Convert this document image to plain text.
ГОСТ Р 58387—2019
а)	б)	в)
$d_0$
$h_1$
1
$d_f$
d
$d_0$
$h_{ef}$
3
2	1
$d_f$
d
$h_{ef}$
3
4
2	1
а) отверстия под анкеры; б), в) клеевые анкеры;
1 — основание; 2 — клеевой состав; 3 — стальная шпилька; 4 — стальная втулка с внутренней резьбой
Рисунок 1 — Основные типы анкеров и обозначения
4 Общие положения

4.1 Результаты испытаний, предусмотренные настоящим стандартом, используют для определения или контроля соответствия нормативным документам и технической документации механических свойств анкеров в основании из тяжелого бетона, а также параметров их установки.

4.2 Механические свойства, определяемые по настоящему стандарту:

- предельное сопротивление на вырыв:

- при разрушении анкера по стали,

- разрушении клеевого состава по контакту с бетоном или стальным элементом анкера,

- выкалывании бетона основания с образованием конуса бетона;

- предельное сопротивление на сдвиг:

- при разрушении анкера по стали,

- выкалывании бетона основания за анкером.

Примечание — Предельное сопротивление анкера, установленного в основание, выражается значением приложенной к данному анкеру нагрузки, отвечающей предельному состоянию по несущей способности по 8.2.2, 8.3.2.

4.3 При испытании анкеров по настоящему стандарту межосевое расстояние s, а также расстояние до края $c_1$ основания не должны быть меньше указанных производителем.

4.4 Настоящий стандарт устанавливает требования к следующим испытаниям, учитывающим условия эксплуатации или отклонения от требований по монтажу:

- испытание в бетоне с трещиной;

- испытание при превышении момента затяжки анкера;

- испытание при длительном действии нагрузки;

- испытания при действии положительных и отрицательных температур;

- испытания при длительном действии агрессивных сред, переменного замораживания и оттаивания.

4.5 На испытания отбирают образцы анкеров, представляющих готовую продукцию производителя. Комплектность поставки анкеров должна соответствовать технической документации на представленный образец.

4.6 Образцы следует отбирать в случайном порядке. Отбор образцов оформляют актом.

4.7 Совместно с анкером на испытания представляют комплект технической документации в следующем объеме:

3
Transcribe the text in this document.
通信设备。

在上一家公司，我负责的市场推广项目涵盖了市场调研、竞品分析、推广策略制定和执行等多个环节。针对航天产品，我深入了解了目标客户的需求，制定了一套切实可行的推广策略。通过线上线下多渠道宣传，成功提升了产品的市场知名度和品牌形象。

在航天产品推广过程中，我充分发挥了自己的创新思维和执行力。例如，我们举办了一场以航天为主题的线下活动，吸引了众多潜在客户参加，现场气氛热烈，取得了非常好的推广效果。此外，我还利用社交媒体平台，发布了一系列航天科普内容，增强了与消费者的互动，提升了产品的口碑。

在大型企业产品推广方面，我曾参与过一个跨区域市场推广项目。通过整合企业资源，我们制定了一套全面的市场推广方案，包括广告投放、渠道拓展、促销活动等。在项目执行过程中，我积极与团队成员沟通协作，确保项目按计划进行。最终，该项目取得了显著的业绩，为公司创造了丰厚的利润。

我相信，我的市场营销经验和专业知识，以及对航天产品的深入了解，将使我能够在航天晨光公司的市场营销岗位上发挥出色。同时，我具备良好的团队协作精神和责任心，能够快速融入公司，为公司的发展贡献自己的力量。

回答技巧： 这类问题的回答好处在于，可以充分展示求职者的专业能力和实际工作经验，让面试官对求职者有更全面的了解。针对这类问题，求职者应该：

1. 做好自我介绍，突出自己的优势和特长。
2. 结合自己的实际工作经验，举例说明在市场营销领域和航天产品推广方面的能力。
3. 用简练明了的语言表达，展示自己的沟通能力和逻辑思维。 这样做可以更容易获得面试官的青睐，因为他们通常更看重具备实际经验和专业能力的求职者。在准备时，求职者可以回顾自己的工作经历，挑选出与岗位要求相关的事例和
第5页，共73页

----

● WHAT THIS TASK INVOLVES
In the records above, find the lines containing "text" and copy them.

● RIGHT ANSWER
Convert this document image to plain text.
Transcribe the text in this document.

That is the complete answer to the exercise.